### Direction
Copy out the records precisely, omitting pictures.

### The data
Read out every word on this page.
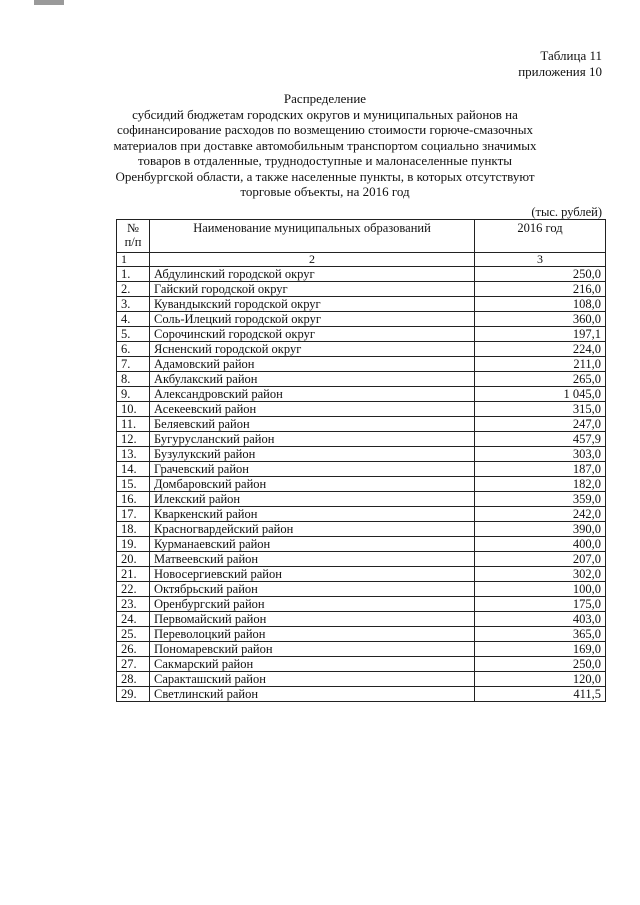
Таблица 11
приложения 10
Распределение
субсидий бюджетам городских округов и муниципальных районов на
софинансирование расходов по возмещению стоимости горюче-смазочных
материалов при доставке автомобильным транспортом социально значимых
товаров в отдаленные, труднодоступные и малонаселенные пункты
Оренбургской области, а также населенные пункты, в которых отсутствуют
торговые объекты, на 2016 год
(тыс. рублей)
№
п/п	Наименование муниципальных образований	2016 год
1	2	3
1.	Абдулинский городской округ	250,0
2.	Гайский городской округ	216,0
3.	Кувандыкский городской округ	108,0
4.	Соль-Илецкий городской округ	360,0
5.	Сорочинский городской округ	197,1
6.	Ясненский городской округ	224,0
7.	Адамовский район	211,0
8.	Акбулакский район	265,0
9.	Александровский район	1 045,0
10.	Асекеевский район	315,0
11.	Беляевский район	247,0
12.	Бугурусланский район	457,9
13.	Бузулукский район	303,0
14.	Грачевский район	187,0
15.	Домбаровский район	182,0
16.	Илекский район	359,0
17.	Кваркенский район	242,0
18.	Красногвардейский район	390,0
19.	Курманаевский район	400,0
20.	Матвеевский район	207,0
21.	Новосергиевский район	302,0
22.	Октябрьский район	100,0
23.	Оренбургский район	175,0
24.	Первомайский район	403,0
25.	Переволоцкий район	365,0
26.	Пономаревский район	169,0
27.	Сакмарский район	250,0
28.	Саракташский район	120,0
29.	Светлинский район	411,5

### Result for this task
Read out every word on this page.
Таблица 11
приложения 10
Распределение
субсидий бюджетам городских округов и муниципальных районов на
софинансирование расходов по возмещению стоимости горюче-смазочных
материалов при доставке автомобильным транспортом социально значимых
товаров в отдаленные, труднодоступные и малонаселенные пункты
Оренбургской области, а также населенные пункты, в которых отсутствуют
торговые объекты, на 2016 год
(тыс. рублей)
№
п/п	Наименование муниципальных образований	2016 год
1	2	3
1.	Абдулинский городской округ	250,0
2.	Гайский городской округ	216,0
3.	Кувандыкский городской округ	108,0
4.	Соль-Илецкий городской округ	360,0
5.	Сорочинский городской округ	197,1
6.	Ясненский городской округ	224,0
7.	Адамовский район	211,0
8.	Акбулакский район	265,0
9.	Александровский район	1 045,0
10.	Асекеевский район	315,0
11.	Беляевский район	247,0
12.	Бугурусланский район	457,9
13.	Бузулукский район	303,0
14.	Грачевский район	187,0
15.	Домбаровский район	182,0
16.	Илекский район	359,0
17.	Кваркенский район	242,0
18.	Красногвардейский район	390,0
19.	Курманаевский район	400,0
20.	Матвеевский район	207,0
21.	Новосергиевский район	302,0
22.	Октябрьский район	100,0
23.	Оренбургский район	175,0
24.	Первомайский район	403,0
25.	Переволоцкий район	365,0
26.	Пономаревский район	169,0
27.	Сакмарский район	250,0
28.	Саракташский район	120,0
29.	Светлинский район	411,5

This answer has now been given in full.